> Required task
Output the data below in full, byte for byte. Nothing may differ.

— begin —

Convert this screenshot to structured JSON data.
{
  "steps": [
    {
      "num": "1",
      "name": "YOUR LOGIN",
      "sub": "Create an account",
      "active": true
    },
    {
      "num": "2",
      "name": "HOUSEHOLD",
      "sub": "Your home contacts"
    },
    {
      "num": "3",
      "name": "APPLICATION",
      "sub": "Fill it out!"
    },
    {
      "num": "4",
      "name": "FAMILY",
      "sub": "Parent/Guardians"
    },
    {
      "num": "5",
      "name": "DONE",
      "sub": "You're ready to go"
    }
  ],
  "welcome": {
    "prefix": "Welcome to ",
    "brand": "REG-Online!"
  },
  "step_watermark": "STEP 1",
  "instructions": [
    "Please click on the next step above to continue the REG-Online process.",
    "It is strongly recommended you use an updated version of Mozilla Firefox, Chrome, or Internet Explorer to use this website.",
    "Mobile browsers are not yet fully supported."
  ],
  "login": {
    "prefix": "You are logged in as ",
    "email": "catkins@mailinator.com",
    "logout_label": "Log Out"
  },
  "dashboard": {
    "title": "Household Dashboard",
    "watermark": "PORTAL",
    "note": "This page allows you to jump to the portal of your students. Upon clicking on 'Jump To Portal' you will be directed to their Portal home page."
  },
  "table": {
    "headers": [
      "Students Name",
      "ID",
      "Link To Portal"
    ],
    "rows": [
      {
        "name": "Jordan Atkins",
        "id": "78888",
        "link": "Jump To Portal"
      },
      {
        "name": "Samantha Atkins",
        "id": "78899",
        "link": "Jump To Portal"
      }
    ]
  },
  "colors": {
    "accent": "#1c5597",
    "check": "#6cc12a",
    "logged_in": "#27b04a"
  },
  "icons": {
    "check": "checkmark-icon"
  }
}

— end —

> Completed task
Convert this screenshot to structured JSON data.
{
  "steps": [
    {
      "num": "1",
      "name": "YOUR LOGIN",
      "sub": "Create an account",
      "active": true
    },
    {
      "num": "2",
      "name": "HOUSEHOLD",
      "sub": "Your home contacts"
    },
    {
      "num": "3",
      "name": "APPLICATION",
      "sub": "Fill it out!"
    },
    {
      "num": "4",
      "name": "FAMILY",
      "sub": "Parent/Guardians"
    },
    {
      "num": "5",
      "name": "DONE",
      "sub": "You're ready to go"
    }
  ],
  "welcome": {
    "prefix": "Welcome to ",
    "brand": "REG-Online!"
  },
  "step_watermark": "STEP 1",
  "instructions": [
    "Please click on the next step above to continue the REG-Online process.",
    "It is strongly recommended you use an updated version of Mozilla Firefox, Chrome, or Internet Explorer to use this website.",
    "Mobile browsers are not yet fully supported."
  ],
  "login": {
    "prefix": "You are logged in as ",
    "email": "catkins@mailinator.com",
    "logout_label": "Log Out"
  },
  "dashboard": {
    "title": "Household Dashboard",
    "watermark": "PORTAL",
    "note": "This page allows you to jump to the portal of your students. Upon clicking on 'Jump To Portal' you will be directed to their Portal home page."
  },
  "table": {
    "headers": [
      "Students Name",
      "ID",
      "Link To Portal"
    ],
    "rows": [
      {
        "name": "Jordan Atkins",
        "id": "78888",
        "link": "Jump To Portal"
      },
      {
        "name": "Samantha Atkins",
        "id": "78899",
        "link": "Jump To Portal"
      }
    ]
  },
  "colors": {
    "accent": "#1c5597",
    "check": "#6cc12a",
    "logged_in": "#27b04a"
  },
  "icons": {
    "check": "checkmark-icon"
  }
}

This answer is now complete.